[Dataset records]
====

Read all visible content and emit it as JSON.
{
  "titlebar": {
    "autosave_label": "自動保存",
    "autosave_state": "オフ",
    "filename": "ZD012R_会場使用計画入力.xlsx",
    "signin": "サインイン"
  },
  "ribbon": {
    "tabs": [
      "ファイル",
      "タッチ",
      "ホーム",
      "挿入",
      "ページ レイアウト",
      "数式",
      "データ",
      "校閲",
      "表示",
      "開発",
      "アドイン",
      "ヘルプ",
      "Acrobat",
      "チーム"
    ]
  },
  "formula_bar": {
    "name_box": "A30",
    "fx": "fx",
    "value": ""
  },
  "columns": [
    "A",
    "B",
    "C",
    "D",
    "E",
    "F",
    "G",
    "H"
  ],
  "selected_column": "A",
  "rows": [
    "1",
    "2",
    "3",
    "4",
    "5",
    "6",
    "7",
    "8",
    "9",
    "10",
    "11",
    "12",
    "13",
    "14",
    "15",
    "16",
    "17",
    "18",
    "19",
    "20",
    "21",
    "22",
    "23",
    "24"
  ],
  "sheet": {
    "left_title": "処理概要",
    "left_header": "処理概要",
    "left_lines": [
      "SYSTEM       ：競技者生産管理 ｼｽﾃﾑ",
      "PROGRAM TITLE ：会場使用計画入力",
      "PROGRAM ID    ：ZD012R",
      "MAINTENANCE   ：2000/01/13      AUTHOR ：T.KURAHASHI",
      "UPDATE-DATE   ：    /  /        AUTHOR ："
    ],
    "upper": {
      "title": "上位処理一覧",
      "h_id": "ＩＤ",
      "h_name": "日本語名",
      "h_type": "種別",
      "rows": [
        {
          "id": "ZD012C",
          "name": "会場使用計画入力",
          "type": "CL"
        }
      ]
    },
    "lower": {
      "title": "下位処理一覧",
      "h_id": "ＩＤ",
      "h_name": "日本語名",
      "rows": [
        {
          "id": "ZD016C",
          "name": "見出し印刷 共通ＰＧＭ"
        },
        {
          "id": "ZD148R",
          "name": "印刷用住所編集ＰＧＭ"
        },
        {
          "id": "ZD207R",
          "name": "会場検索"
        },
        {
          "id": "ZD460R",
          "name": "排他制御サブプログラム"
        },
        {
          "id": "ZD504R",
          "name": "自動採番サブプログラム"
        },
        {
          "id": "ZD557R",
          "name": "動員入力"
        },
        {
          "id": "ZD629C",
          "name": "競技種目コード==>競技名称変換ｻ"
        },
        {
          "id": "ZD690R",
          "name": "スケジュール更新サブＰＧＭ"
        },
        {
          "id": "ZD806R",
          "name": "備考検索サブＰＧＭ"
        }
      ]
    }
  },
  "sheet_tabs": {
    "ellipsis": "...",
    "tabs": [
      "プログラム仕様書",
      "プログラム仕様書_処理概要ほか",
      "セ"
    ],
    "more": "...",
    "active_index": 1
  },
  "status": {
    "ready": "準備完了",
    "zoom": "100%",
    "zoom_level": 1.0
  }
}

====

*Goal of the exercise*.
Show all lines from the records above where the word "PROGRAM" occurs.

*Right answer*.
      "PROGRAM TITLE ：会場使用計画入力",
      "PROGRAM ID    ：ZD012R",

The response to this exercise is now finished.